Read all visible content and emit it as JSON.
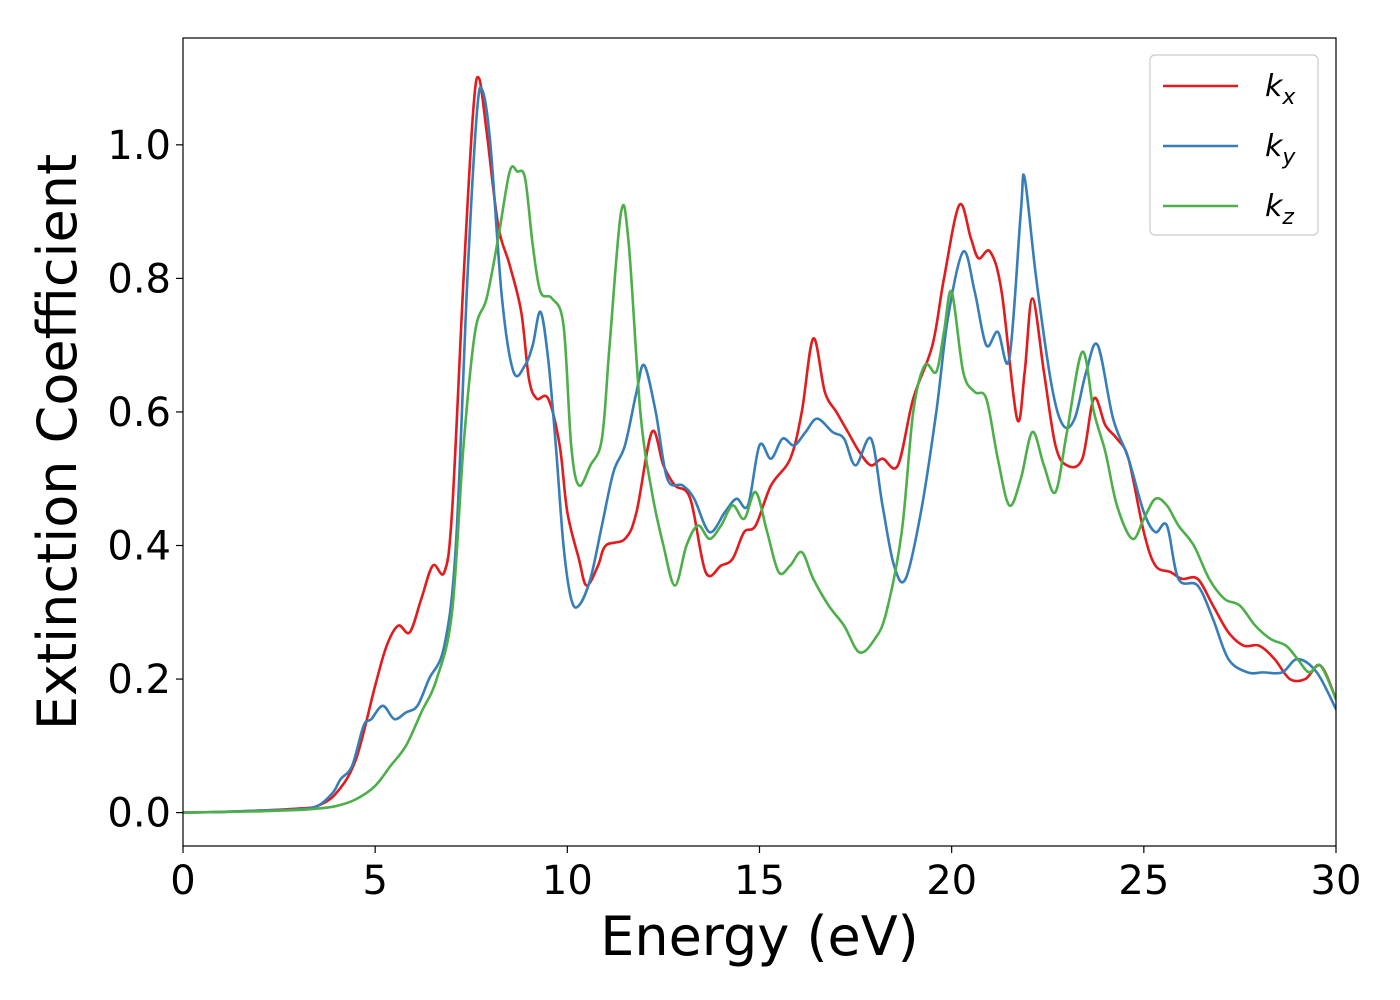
{
  "chart_data": {
    "type": "line",
    "xlabel": "Energy (eV)",
    "ylabel": "Extinction Coefficient",
    "xlim": [
      0,
      30
    ],
    "ylim": [
      -0.05,
      1.16
    ],
    "xticks": [
      0,
      5,
      10,
      15,
      20,
      25,
      30
    ],
    "xtick_labels": [
      "0",
      "5",
      "10",
      "15",
      "20",
      "25",
      "30"
    ],
    "yticks": [
      0.0,
      0.2,
      0.4,
      0.6,
      0.8,
      1.0
    ],
    "ytick_labels": [
      "0.0",
      "0.2",
      "0.4",
      "0.6",
      "0.8",
      "1.0"
    ],
    "grid": false,
    "legend_position": "top-right",
    "series": [
      {
        "name": "kx",
        "label_base": "k",
        "label_sub": "x",
        "color": "#e41a1c",
        "points": [
          [
            0,
            0.0
          ],
          [
            1,
            0.001
          ],
          [
            2,
            0.003
          ],
          [
            3,
            0.006
          ],
          [
            3.5,
            0.01
          ],
          [
            4,
            0.03
          ],
          [
            4.5,
            0.08
          ],
          [
            5,
            0.19
          ],
          [
            5.3,
            0.25
          ],
          [
            5.6,
            0.28
          ],
          [
            5.9,
            0.27
          ],
          [
            6.2,
            0.32
          ],
          [
            6.5,
            0.37
          ],
          [
            6.8,
            0.36
          ],
          [
            7.0,
            0.45
          ],
          [
            7.3,
            0.8
          ],
          [
            7.55,
            1.05
          ],
          [
            7.7,
            1.1
          ],
          [
            7.9,
            1.02
          ],
          [
            8.2,
            0.88
          ],
          [
            8.5,
            0.82
          ],
          [
            8.8,
            0.75
          ],
          [
            9.0,
            0.65
          ],
          [
            9.2,
            0.62
          ],
          [
            9.5,
            0.62
          ],
          [
            9.8,
            0.55
          ],
          [
            10.0,
            0.45
          ],
          [
            10.3,
            0.38
          ],
          [
            10.5,
            0.34
          ],
          [
            10.8,
            0.37
          ],
          [
            11.0,
            0.4
          ],
          [
            11.5,
            0.41
          ],
          [
            11.8,
            0.45
          ],
          [
            12.2,
            0.57
          ],
          [
            12.5,
            0.52
          ],
          [
            12.8,
            0.49
          ],
          [
            13.2,
            0.47
          ],
          [
            13.6,
            0.36
          ],
          [
            14.0,
            0.37
          ],
          [
            14.3,
            0.38
          ],
          [
            14.6,
            0.42
          ],
          [
            14.9,
            0.43
          ],
          [
            15.3,
            0.49
          ],
          [
            15.8,
            0.53
          ],
          [
            16.1,
            0.6
          ],
          [
            16.4,
            0.71
          ],
          [
            16.7,
            0.63
          ],
          [
            17.0,
            0.6
          ],
          [
            17.3,
            0.57
          ],
          [
            17.6,
            0.54
          ],
          [
            17.9,
            0.52
          ],
          [
            18.2,
            0.53
          ],
          [
            18.6,
            0.52
          ],
          [
            19.0,
            0.62
          ],
          [
            19.5,
            0.7
          ],
          [
            19.8,
            0.8
          ],
          [
            20.2,
            0.91
          ],
          [
            20.5,
            0.86
          ],
          [
            20.7,
            0.83
          ],
          [
            21.0,
            0.84
          ],
          [
            21.3,
            0.78
          ],
          [
            21.7,
            0.59
          ],
          [
            21.9,
            0.66
          ],
          [
            22.1,
            0.77
          ],
          [
            22.4,
            0.66
          ],
          [
            22.7,
            0.55
          ],
          [
            23.0,
            0.52
          ],
          [
            23.4,
            0.53
          ],
          [
            23.7,
            0.62
          ],
          [
            24.0,
            0.58
          ],
          [
            24.3,
            0.56
          ],
          [
            24.6,
            0.53
          ],
          [
            25.0,
            0.42
          ],
          [
            25.3,
            0.37
          ],
          [
            25.7,
            0.36
          ],
          [
            26.0,
            0.35
          ],
          [
            26.4,
            0.35
          ],
          [
            26.8,
            0.31
          ],
          [
            27.2,
            0.27
          ],
          [
            27.6,
            0.25
          ],
          [
            28.0,
            0.25
          ],
          [
            28.4,
            0.23
          ],
          [
            28.8,
            0.2
          ],
          [
            29.2,
            0.2
          ],
          [
            29.6,
            0.22
          ],
          [
            30,
            0.17
          ]
        ]
      },
      {
        "name": "ky",
        "label_base": "k",
        "label_sub": "y",
        "color": "#377eb8",
        "points": [
          [
            0,
            0.0
          ],
          [
            1,
            0.001
          ],
          [
            2,
            0.003
          ],
          [
            3,
            0.005
          ],
          [
            3.5,
            0.01
          ],
          [
            3.9,
            0.03
          ],
          [
            4.1,
            0.05
          ],
          [
            4.4,
            0.07
          ],
          [
            4.7,
            0.13
          ],
          [
            4.9,
            0.14
          ],
          [
            5.2,
            0.16
          ],
          [
            5.5,
            0.14
          ],
          [
            5.8,
            0.15
          ],
          [
            6.1,
            0.16
          ],
          [
            6.4,
            0.2
          ],
          [
            6.8,
            0.25
          ],
          [
            7.1,
            0.4
          ],
          [
            7.4,
            0.8
          ],
          [
            7.65,
            1.05
          ],
          [
            7.8,
            1.08
          ],
          [
            8.0,
            1.0
          ],
          [
            8.3,
            0.77
          ],
          [
            8.6,
            0.66
          ],
          [
            8.9,
            0.67
          ],
          [
            9.1,
            0.7
          ],
          [
            9.3,
            0.75
          ],
          [
            9.5,
            0.68
          ],
          [
            9.7,
            0.55
          ],
          [
            9.9,
            0.4
          ],
          [
            10.1,
            0.32
          ],
          [
            10.3,
            0.31
          ],
          [
            10.6,
            0.35
          ],
          [
            10.9,
            0.43
          ],
          [
            11.2,
            0.51
          ],
          [
            11.5,
            0.55
          ],
          [
            11.8,
            0.63
          ],
          [
            12.0,
            0.67
          ],
          [
            12.3,
            0.6
          ],
          [
            12.6,
            0.5
          ],
          [
            13.0,
            0.49
          ],
          [
            13.3,
            0.47
          ],
          [
            13.7,
            0.42
          ],
          [
            14.1,
            0.45
          ],
          [
            14.4,
            0.47
          ],
          [
            14.7,
            0.46
          ],
          [
            15.0,
            0.55
          ],
          [
            15.3,
            0.53
          ],
          [
            15.6,
            0.56
          ],
          [
            15.9,
            0.55
          ],
          [
            16.2,
            0.57
          ],
          [
            16.5,
            0.59
          ],
          [
            16.9,
            0.57
          ],
          [
            17.2,
            0.56
          ],
          [
            17.5,
            0.52
          ],
          [
            17.9,
            0.56
          ],
          [
            18.2,
            0.46
          ],
          [
            18.5,
            0.37
          ],
          [
            18.8,
            0.35
          ],
          [
            19.2,
            0.45
          ],
          [
            19.6,
            0.6
          ],
          [
            19.9,
            0.74
          ],
          [
            20.3,
            0.84
          ],
          [
            20.6,
            0.78
          ],
          [
            20.9,
            0.7
          ],
          [
            21.2,
            0.72
          ],
          [
            21.5,
            0.68
          ],
          [
            21.8,
            0.9
          ],
          [
            21.9,
            0.95
          ],
          [
            22.2,
            0.8
          ],
          [
            22.6,
            0.64
          ],
          [
            22.9,
            0.58
          ],
          [
            23.2,
            0.59
          ],
          [
            23.5,
            0.66
          ],
          [
            23.8,
            0.7
          ],
          [
            24.2,
            0.59
          ],
          [
            24.6,
            0.53
          ],
          [
            25.0,
            0.45
          ],
          [
            25.3,
            0.42
          ],
          [
            25.6,
            0.43
          ],
          [
            25.9,
            0.35
          ],
          [
            26.4,
            0.34
          ],
          [
            26.8,
            0.29
          ],
          [
            27.2,
            0.23
          ],
          [
            27.7,
            0.21
          ],
          [
            28.1,
            0.21
          ],
          [
            28.6,
            0.21
          ],
          [
            29.0,
            0.23
          ],
          [
            29.5,
            0.21
          ],
          [
            30,
            0.155
          ]
        ]
      },
      {
        "name": "kz",
        "label_base": "k",
        "label_sub": "z",
        "color": "#4daf4a",
        "points": [
          [
            0,
            0.0
          ],
          [
            1,
            0.001
          ],
          [
            2,
            0.002
          ],
          [
            3,
            0.004
          ],
          [
            3.5,
            0.006
          ],
          [
            4,
            0.01
          ],
          [
            4.5,
            0.02
          ],
          [
            5.0,
            0.04
          ],
          [
            5.4,
            0.07
          ],
          [
            5.8,
            0.1
          ],
          [
            6.2,
            0.15
          ],
          [
            6.6,
            0.2
          ],
          [
            7.0,
            0.3
          ],
          [
            7.3,
            0.55
          ],
          [
            7.6,
            0.72
          ],
          [
            7.9,
            0.77
          ],
          [
            8.2,
            0.86
          ],
          [
            8.5,
            0.96
          ],
          [
            8.7,
            0.96
          ],
          [
            8.9,
            0.95
          ],
          [
            9.1,
            0.85
          ],
          [
            9.3,
            0.78
          ],
          [
            9.6,
            0.77
          ],
          [
            9.9,
            0.73
          ],
          [
            10.1,
            0.55
          ],
          [
            10.3,
            0.49
          ],
          [
            10.6,
            0.52
          ],
          [
            10.9,
            0.56
          ],
          [
            11.1,
            0.7
          ],
          [
            11.4,
            0.9
          ],
          [
            11.6,
            0.85
          ],
          [
            11.9,
            0.6
          ],
          [
            12.2,
            0.48
          ],
          [
            12.5,
            0.4
          ],
          [
            12.8,
            0.34
          ],
          [
            13.1,
            0.4
          ],
          [
            13.4,
            0.43
          ],
          [
            13.7,
            0.41
          ],
          [
            14.0,
            0.43
          ],
          [
            14.3,
            0.46
          ],
          [
            14.6,
            0.44
          ],
          [
            14.9,
            0.48
          ],
          [
            15.2,
            0.42
          ],
          [
            15.5,
            0.36
          ],
          [
            15.8,
            0.37
          ],
          [
            16.1,
            0.39
          ],
          [
            16.4,
            0.35
          ],
          [
            16.8,
            0.31
          ],
          [
            17.2,
            0.28
          ],
          [
            17.6,
            0.24
          ],
          [
            18.0,
            0.26
          ],
          [
            18.3,
            0.3
          ],
          [
            18.7,
            0.42
          ],
          [
            19.0,
            0.6
          ],
          [
            19.3,
            0.67
          ],
          [
            19.6,
            0.66
          ],
          [
            19.8,
            0.72
          ],
          [
            20.0,
            0.78
          ],
          [
            20.3,
            0.66
          ],
          [
            20.6,
            0.63
          ],
          [
            20.9,
            0.62
          ],
          [
            21.2,
            0.53
          ],
          [
            21.5,
            0.46
          ],
          [
            21.8,
            0.5
          ],
          [
            22.1,
            0.57
          ],
          [
            22.4,
            0.52
          ],
          [
            22.7,
            0.48
          ],
          [
            23.0,
            0.57
          ],
          [
            23.4,
            0.69
          ],
          [
            23.7,
            0.6
          ],
          [
            24.0,
            0.54
          ],
          [
            24.3,
            0.46
          ],
          [
            24.7,
            0.41
          ],
          [
            25.0,
            0.44
          ],
          [
            25.3,
            0.47
          ],
          [
            25.6,
            0.46
          ],
          [
            25.9,
            0.43
          ],
          [
            26.3,
            0.4
          ],
          [
            26.7,
            0.35
          ],
          [
            27.1,
            0.32
          ],
          [
            27.5,
            0.31
          ],
          [
            27.9,
            0.28
          ],
          [
            28.3,
            0.26
          ],
          [
            28.7,
            0.25
          ],
          [
            29.0,
            0.23
          ],
          [
            29.3,
            0.21
          ],
          [
            29.6,
            0.22
          ],
          [
            30,
            0.17
          ]
        ]
      }
    ]
  }
}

Problem details → Look through the records and count each line that holds "color". Write only the total.

Solution for this task → 3